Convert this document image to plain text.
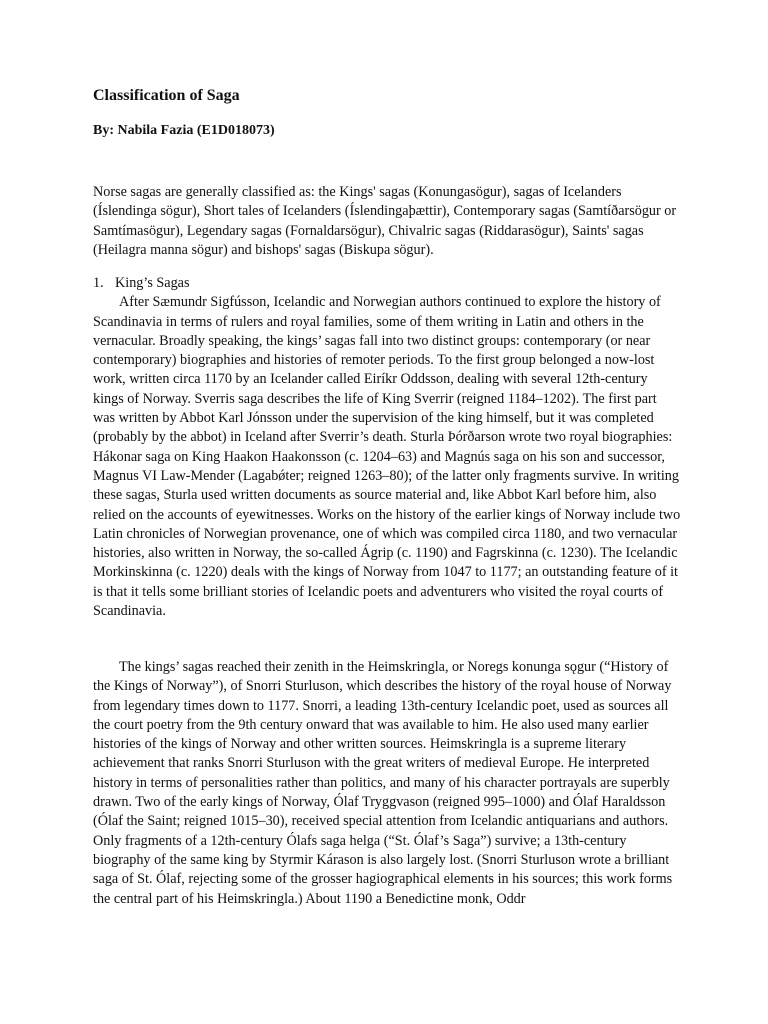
Classification of Saga

By: Nabila Fazia (E1D018073)

Norse sagas are generally classified as: the Kings' sagas (Konungasögur), sagas of Icelanders (Íslendinga sögur), Short tales of Icelanders (Íslendingaþættir), Contemporary sagas (Samtíðarsögur or Samtímasögur), Legendary sagas (Fornaldarsögur), Chivalric sagas (Riddarasögur), Saints' sagas (Heilagra manna sögur) and bishops' sagas (Biskupa sögur).

1. King’s Sagas
After Sæmundr Sigfússon, Icelandic and Norwegian authors continued to explore the history of Scandinavia in terms of rulers and royal families, some of them writing in Latin and others in the vernacular. Broadly speaking, the kings’ sagas fall into two distinct groups: contemporary (or near contemporary) biographies and histories of remoter periods. To the first group belonged a now-lost work, written circa 1170 by an Icelander called Eiríkr Oddsson, dealing with several 12th-century kings of Norway. Sverris saga describes the life of King Sverrir (reigned 1184–1202). The first part was written by Abbot Karl Jónsson under the supervision of the king himself, but it was completed (probably by the abbot) in Iceland after Sverrir’s death. Sturla Þórðarson wrote two royal biographies: Hákonar saga on King Haakon Haakonsson (c. 1204–63) and Magnús saga on his son and successor, Magnus VI Law-Mender (Lagabǿter; reigned 1263–80); of the latter only fragments survive. In writing these sagas, Sturla used written documents as source material and, like Abbot Karl before him, also relied on the accounts of eyewitnesses. Works on the history of the earlier kings of Norway include two Latin chronicles of Norwegian provenance, one of which was compiled circa 1180, and two vernacular histories, also written in Norway, the so-called Ágrip (c. 1190) and Fagrskinna (c. 1230). The Icelandic Morkinskinna (c. 1220) deals with the kings of Norway from 1047 to 1177; an outstanding feature of it is that it tells some brilliant stories of Icelandic poets and adventurers who visited the royal courts of Scandinavia.

The kings’ sagas reached their zenith in the Heimskringla, or Noregs konunga sǫgur (“History of the Kings of Norway”), of Snorri Sturluson, which describes the history of the royal house of Norway from legendary times down to 1177. Snorri, a leading 13th-century Icelandic poet, used as sources all the court poetry from the 9th century onward that was available to him. He also used many earlier histories of the kings of Norway and other written sources. Heimskringla is a supreme literary achievement that ranks Snorri Sturluson with the great writers of medieval Europe. He interpreted history in terms of personalities rather than politics, and many of his character portrayals are superbly drawn. Two of the early kings of Norway, Ólaf Tryggvason (reigned 995–1000) and Ólaf Haraldsson (Ólaf the Saint; reigned 1015–30), received special attention from Icelandic antiquarians and authors. Only fragments of a 12th-century Ólafs saga helga (“St. Ólaf’s Saga”) survive; a 13th-century biography of the same king by Styrmir Kárason is also largely lost. (Snorri Sturluson wrote a brilliant saga of St. Ólaf, rejecting some of the grosser hagiographical elements in his sources; this work forms the central part of his Heimskringla.) About 1190 a Benedictine monk, Oddr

* The exercise
Please transcribe the material above exactly as written. Leave the pictures out.

* Result
Convert this document image to plain text.
Classification of Saga

By: Nabila Fazia (E1D018073)

Norse sagas are generally classified as: the Kings' sagas (Konungasögur), sagas of Icelanders (Íslendinga sögur), Short tales of Icelanders (Íslendingaþættir), Contemporary sagas (Samtíðarsögur or Samtímasögur), Legendary sagas (Fornaldarsögur), Chivalric sagas (Riddarasögur), Saints' sagas (Heilagra manna sögur) and bishops' sagas (Biskupa sögur).

1. King’s Sagas
After Sæmundr Sigfússon, Icelandic and Norwegian authors continued to explore the history of Scandinavia in terms of rulers and royal families, some of them writing in Latin and others in the vernacular. Broadly speaking, the kings’ sagas fall into two distinct groups: contemporary (or near contemporary) biographies and histories of remoter periods. To the first group belonged a now-lost work, written circa 1170 by an Icelander called Eiríkr Oddsson, dealing with several 12th-century kings of Norway. Sverris saga describes the life of King Sverrir (reigned 1184–1202). The first part was written by Abbot Karl Jónsson under the supervision of the king himself, but it was completed (probably by the abbot) in Iceland after Sverrir’s death. Sturla Þórðarson wrote two royal biographies: Hákonar saga on King Haakon Haakonsson (c. 1204–63) and Magnús saga on his son and successor, Magnus VI Law-Mender (Lagabǿter; reigned 1263–80); of the latter only fragments survive. In writing these sagas, Sturla used written documents as source material and, like Abbot Karl before him, also relied on the accounts of eyewitnesses. Works on the history of the earlier kings of Norway include two Latin chronicles of Norwegian provenance, one of which was compiled circa 1180, and two vernacular histories, also written in Norway, the so-called Ágrip (c. 1190) and Fagrskinna (c. 1230). The Icelandic Morkinskinna (c. 1220) deals with the kings of Norway from 1047 to 1177; an outstanding feature of it is that it tells some brilliant stories of Icelandic poets and adventurers who visited the royal courts of Scandinavia.

The kings’ sagas reached their zenith in the Heimskringla, or Noregs konunga sǫgur (“History of the Kings of Norway”), of Snorri Sturluson, which describes the history of the royal house of Norway from legendary times down to 1177. Snorri, a leading 13th-century Icelandic poet, used as sources all the court poetry from the 9th century onward that was available to him. He also used many earlier histories of the kings of Norway and other written sources. Heimskringla is a supreme literary achievement that ranks Snorri Sturluson with the great writers of medieval Europe. He interpreted history in terms of personalities rather than politics, and many of his character portrayals are superbly drawn. Two of the early kings of Norway, Ólaf Tryggvason (reigned 995–1000) and Ólaf Haraldsson (Ólaf the Saint; reigned 1015–30), received special attention from Icelandic antiquarians and authors. Only fragments of a 12th-century Ólafs saga helga (“St. Ólaf’s Saga”) survive; a 13th-century biography of the same king by Styrmir Kárason is also largely lost. (Snorri Sturluson wrote a brilliant saga of St. Ólaf, rejecting some of the grosser hagiographical elements in his sources; this work forms the central part of his Heimskringla.) About 1190 a Benedictine monk, Oddr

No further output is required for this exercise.